DIRECTIVE —
Quote the entries that follow exactly, leaving none out.

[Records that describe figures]
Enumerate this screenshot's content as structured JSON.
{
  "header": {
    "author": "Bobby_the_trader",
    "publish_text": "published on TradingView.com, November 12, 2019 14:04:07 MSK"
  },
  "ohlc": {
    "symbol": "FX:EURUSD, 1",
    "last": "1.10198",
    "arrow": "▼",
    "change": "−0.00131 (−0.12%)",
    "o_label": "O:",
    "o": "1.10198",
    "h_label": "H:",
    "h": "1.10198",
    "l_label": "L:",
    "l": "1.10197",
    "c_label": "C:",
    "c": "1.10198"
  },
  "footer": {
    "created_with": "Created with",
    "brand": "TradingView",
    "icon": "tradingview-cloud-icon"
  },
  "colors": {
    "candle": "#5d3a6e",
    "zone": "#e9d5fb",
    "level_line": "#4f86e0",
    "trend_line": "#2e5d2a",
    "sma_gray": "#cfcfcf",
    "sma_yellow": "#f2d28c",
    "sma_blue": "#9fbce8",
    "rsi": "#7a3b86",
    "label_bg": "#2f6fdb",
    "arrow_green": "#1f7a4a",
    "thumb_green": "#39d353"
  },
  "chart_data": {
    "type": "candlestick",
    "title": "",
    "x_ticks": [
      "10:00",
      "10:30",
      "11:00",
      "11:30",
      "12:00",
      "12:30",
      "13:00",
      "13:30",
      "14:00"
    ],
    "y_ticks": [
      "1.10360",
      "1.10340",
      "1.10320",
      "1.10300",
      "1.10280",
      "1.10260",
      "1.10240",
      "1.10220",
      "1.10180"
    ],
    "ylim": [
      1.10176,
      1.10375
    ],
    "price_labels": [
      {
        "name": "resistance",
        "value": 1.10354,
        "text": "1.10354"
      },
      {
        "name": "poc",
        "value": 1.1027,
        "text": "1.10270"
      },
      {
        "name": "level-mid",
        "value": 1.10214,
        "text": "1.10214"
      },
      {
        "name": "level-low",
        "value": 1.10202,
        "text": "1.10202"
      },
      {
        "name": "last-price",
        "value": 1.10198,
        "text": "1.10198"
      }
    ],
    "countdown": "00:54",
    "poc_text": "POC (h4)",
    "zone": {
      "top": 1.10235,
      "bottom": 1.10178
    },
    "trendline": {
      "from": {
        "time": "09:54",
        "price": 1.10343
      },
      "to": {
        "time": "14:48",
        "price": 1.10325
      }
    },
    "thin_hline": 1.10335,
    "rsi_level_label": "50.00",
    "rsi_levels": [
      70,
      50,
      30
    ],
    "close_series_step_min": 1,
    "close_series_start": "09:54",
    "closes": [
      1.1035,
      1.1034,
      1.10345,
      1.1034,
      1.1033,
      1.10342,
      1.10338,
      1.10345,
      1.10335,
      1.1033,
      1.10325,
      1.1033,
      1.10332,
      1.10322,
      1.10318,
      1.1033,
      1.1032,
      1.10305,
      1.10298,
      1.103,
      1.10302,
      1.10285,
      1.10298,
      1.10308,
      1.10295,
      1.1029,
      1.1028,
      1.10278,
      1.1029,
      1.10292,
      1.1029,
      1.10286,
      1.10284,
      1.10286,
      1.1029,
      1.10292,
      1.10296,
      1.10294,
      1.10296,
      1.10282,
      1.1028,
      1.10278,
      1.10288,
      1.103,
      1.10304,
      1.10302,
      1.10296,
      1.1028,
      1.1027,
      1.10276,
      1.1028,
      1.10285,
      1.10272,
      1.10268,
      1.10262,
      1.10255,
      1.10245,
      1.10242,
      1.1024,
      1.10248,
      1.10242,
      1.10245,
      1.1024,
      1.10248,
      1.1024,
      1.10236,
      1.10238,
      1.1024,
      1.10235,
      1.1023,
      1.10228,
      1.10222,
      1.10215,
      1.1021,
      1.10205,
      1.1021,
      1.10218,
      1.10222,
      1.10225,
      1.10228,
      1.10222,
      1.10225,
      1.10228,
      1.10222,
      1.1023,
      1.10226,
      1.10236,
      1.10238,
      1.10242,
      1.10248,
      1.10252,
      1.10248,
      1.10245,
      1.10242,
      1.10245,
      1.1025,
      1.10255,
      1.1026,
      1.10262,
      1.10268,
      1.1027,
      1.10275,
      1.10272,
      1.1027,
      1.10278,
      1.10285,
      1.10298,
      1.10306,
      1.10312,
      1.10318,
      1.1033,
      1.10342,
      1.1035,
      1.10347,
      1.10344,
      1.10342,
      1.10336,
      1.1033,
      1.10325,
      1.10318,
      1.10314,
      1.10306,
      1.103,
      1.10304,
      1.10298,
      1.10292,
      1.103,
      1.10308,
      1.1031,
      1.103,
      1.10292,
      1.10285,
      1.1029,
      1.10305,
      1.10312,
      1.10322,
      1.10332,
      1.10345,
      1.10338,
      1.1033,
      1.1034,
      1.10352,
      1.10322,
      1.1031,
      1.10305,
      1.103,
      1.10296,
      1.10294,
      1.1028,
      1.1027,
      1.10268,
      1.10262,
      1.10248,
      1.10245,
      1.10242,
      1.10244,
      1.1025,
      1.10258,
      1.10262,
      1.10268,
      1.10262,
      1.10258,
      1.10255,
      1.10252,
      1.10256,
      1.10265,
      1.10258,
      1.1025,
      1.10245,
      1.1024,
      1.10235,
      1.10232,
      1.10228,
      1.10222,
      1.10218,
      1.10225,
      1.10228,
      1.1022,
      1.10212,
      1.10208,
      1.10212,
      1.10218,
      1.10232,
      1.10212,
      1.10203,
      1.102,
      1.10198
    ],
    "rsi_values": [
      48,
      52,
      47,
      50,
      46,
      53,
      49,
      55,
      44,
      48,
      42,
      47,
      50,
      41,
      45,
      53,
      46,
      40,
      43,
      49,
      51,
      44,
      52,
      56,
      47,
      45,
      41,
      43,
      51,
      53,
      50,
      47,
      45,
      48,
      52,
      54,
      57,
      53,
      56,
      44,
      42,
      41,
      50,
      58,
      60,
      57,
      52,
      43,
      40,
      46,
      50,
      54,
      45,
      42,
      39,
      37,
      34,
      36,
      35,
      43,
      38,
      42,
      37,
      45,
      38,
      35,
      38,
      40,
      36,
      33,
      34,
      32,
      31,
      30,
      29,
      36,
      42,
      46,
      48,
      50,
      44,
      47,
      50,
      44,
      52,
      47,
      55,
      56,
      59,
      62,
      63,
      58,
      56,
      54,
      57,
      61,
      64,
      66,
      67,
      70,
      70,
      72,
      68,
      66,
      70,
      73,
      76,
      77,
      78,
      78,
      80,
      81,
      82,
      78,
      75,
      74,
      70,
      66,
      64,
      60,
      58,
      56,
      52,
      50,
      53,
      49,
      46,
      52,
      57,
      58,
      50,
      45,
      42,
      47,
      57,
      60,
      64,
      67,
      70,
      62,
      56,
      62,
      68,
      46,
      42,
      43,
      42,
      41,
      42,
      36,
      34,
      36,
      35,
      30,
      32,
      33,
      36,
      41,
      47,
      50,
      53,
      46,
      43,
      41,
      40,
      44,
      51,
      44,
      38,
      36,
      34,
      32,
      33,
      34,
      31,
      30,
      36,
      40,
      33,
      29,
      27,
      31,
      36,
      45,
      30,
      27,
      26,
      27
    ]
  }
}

RESPONSE TO THIS EXERCISE —
Enumerate this screenshot's content as structured JSON.
{
  "header": {
    "author": "Bobby_the_trader",
    "publish_text": "published on TradingView.com, November 12, 2019 14:04:07 MSK"
  },
  "ohlc": {
    "symbol": "FX:EURUSD, 1",
    "last": "1.10198",
    "arrow": "▼",
    "change": "−0.00131 (−0.12%)",
    "o_label": "O:",
    "o": "1.10198",
    "h_label": "H:",
    "h": "1.10198",
    "l_label": "L:",
    "l": "1.10197",
    "c_label": "C:",
    "c": "1.10198"
  },
  "footer": {
    "created_with": "Created with",
    "brand": "TradingView",
    "icon": "tradingview-cloud-icon"
  },
  "colors": {
    "candle": "#5d3a6e",
    "zone": "#e9d5fb",
    "level_line": "#4f86e0",
    "trend_line": "#2e5d2a",
    "sma_gray": "#cfcfcf",
    "sma_yellow": "#f2d28c",
    "sma_blue": "#9fbce8",
    "rsi": "#7a3b86",
    "label_bg": "#2f6fdb",
    "arrow_green": "#1f7a4a",
    "thumb_green": "#39d353"
  },
  "chart_data": {
    "type": "candlestick",
    "title": "",
    "x_ticks": [
      "10:00",
      "10:30",
      "11:00",
      "11:30",
      "12:00",
      "12:30",
      "13:00",
      "13:30",
      "14:00"
    ],
    "y_ticks": [
      "1.10360",
      "1.10340",
      "1.10320",
      "1.10300",
      "1.10280",
      "1.10260",
      "1.10240",
      "1.10220",
      "1.10180"
    ],
    "ylim": [
      1.10176,
      1.10375
    ],
    "price_labels": [
      {
        "name": "resistance",
        "value": 1.10354,
        "text": "1.10354"
      },
      {
        "name": "poc",
        "value": 1.1027,
        "text": "1.10270"
      },
      {
        "name": "level-mid",
        "value": 1.10214,
        "text": "1.10214"
      },
      {
        "name": "level-low",
        "value": 1.10202,
        "text": "1.10202"
      },
      {
        "name": "last-price",
        "value": 1.10198,
        "text": "1.10198"
      }
    ],
    "countdown": "00:54",
    "poc_text": "POC (h4)",
    "zone": {
      "top": 1.10235,
      "bottom": 1.10178
    },
    "trendline": {
      "from": {
        "time": "09:54",
        "price": 1.10343
      },
      "to": {
        "time": "14:48",
        "price": 1.10325
      }
    },
    "thin_hline": 1.10335,
    "rsi_level_label": "50.00",
    "rsi_levels": [
      70,
      50,
      30
    ],
    "close_series_step_min": 1,
    "close_series_start": "09:54",
    "closes": [
      1.1035,
      1.1034,
      1.10345,
      1.1034,
      1.1033,
      1.10342,
      1.10338,
      1.10345,
      1.10335,
      1.1033,
      1.10325,
      1.1033,
      1.10332,
      1.10322,
      1.10318,
      1.1033,
      1.1032,
      1.10305,
      1.10298,
      1.103,
      1.10302,
      1.10285,
      1.10298,
      1.10308,
      1.10295,
      1.1029,
      1.1028,
      1.10278,
      1.1029,
      1.10292,
      1.1029,
      1.10286,
      1.10284,
      1.10286,
      1.1029,
      1.10292,
      1.10296,
      1.10294,
      1.10296,
      1.10282,
      1.1028,
      1.10278,
      1.10288,
      1.103,
      1.10304,
      1.10302,
      1.10296,
      1.1028,
      1.1027,
      1.10276,
      1.1028,
      1.10285,
      1.10272,
      1.10268,
      1.10262,
      1.10255,
      1.10245,
      1.10242,
      1.1024,
      1.10248,
      1.10242,
      1.10245,
      1.1024,
      1.10248,
      1.1024,
      1.10236,
      1.10238,
      1.1024,
      1.10235,
      1.1023,
      1.10228,
      1.10222,
      1.10215,
      1.1021,
      1.10205,
      1.1021,
      1.10218,
      1.10222,
      1.10225,
      1.10228,
      1.10222,
      1.10225,
      1.10228,
      1.10222,
      1.1023,
      1.10226,
      1.10236,
      1.10238,
      1.10242,
      1.10248,
      1.10252,
      1.10248,
      1.10245,
      1.10242,
      1.10245,
      1.1025,
      1.10255,
      1.1026,
      1.10262,
      1.10268,
      1.1027,
      1.10275,
      1.10272,
      1.1027,
      1.10278,
      1.10285,
      1.10298,
      1.10306,
      1.10312,
      1.10318,
      1.1033,
      1.10342,
      1.1035,
      1.10347,
      1.10344,
      1.10342,
      1.10336,
      1.1033,
      1.10325,
      1.10318,
      1.10314,
      1.10306,
      1.103,
      1.10304,
      1.10298,
      1.10292,
      1.103,
      1.10308,
      1.1031,
      1.103,
      1.10292,
      1.10285,
      1.1029,
      1.10305,
      1.10312,
      1.10322,
      1.10332,
      1.10345,
      1.10338,
      1.1033,
      1.1034,
      1.10352,
      1.10322,
      1.1031,
      1.10305,
      1.103,
      1.10296,
      1.10294,
      1.1028,
      1.1027,
      1.10268,
      1.10262,
      1.10248,
      1.10245,
      1.10242,
      1.10244,
      1.1025,
      1.10258,
      1.10262,
      1.10268,
      1.10262,
      1.10258,
      1.10255,
      1.10252,
      1.10256,
      1.10265,
      1.10258,
      1.1025,
      1.10245,
      1.1024,
      1.10235,
      1.10232,
      1.10228,
      1.10222,
      1.10218,
      1.10225,
      1.10228,
      1.1022,
      1.10212,
      1.10208,
      1.10212,
      1.10218,
      1.10232,
      1.10212,
      1.10203,
      1.102,
      1.10198
    ],
    "rsi_values": [
      48,
      52,
      47,
      50,
      46,
      53,
      49,
      55,
      44,
      48,
      42,
      47,
      50,
      41,
      45,
      53,
      46,
      40,
      43,
      49,
      51,
      44,
      52,
      56,
      47,
      45,
      41,
      43,
      51,
      53,
      50,
      47,
      45,
      48,
      52,
      54,
      57,
      53,
      56,
      44,
      42,
      41,
      50,
      58,
      60,
      57,
      52,
      43,
      40,
      46,
      50,
      54,
      45,
      42,
      39,
      37,
      34,
      36,
      35,
      43,
      38,
      42,
      37,
      45,
      38,
      35,
      38,
      40,
      36,
      33,
      34,
      32,
      31,
      30,
      29,
      36,
      42,
      46,
      48,
      50,
      44,
      47,
      50,
      44,
      52,
      47,
      55,
      56,
      59,
      62,
      63,
      58,
      56,
      54,
      57,
      61,
      64,
      66,
      67,
      70,
      70,
      72,
      68,
      66,
      70,
      73,
      76,
      77,
      78,
      78,
      80,
      81,
      82,
      78,
      75,
      74,
      70,
      66,
      64,
      60,
      58,
      56,
      52,
      50,
      53,
      49,
      46,
      52,
      57,
      58,
      50,
      45,
      42,
      47,
      57,
      60,
      64,
      67,
      70,
      62,
      56,
      62,
      68,
      46,
      42,
      43,
      42,
      41,
      42,
      36,
      34,
      36,
      35,
      30,
      32,
      33,
      36,
      41,
      47,
      50,
      53,
      46,
      43,
      41,
      40,
      44,
      51,
      44,
      38,
      36,
      34,
      32,
      33,
      34,
      31,
      30,
      36,
      40,
      33,
      29,
      27,
      31,
      36,
      45,
      30,
      27,
      26,
      27
    ]
  }
}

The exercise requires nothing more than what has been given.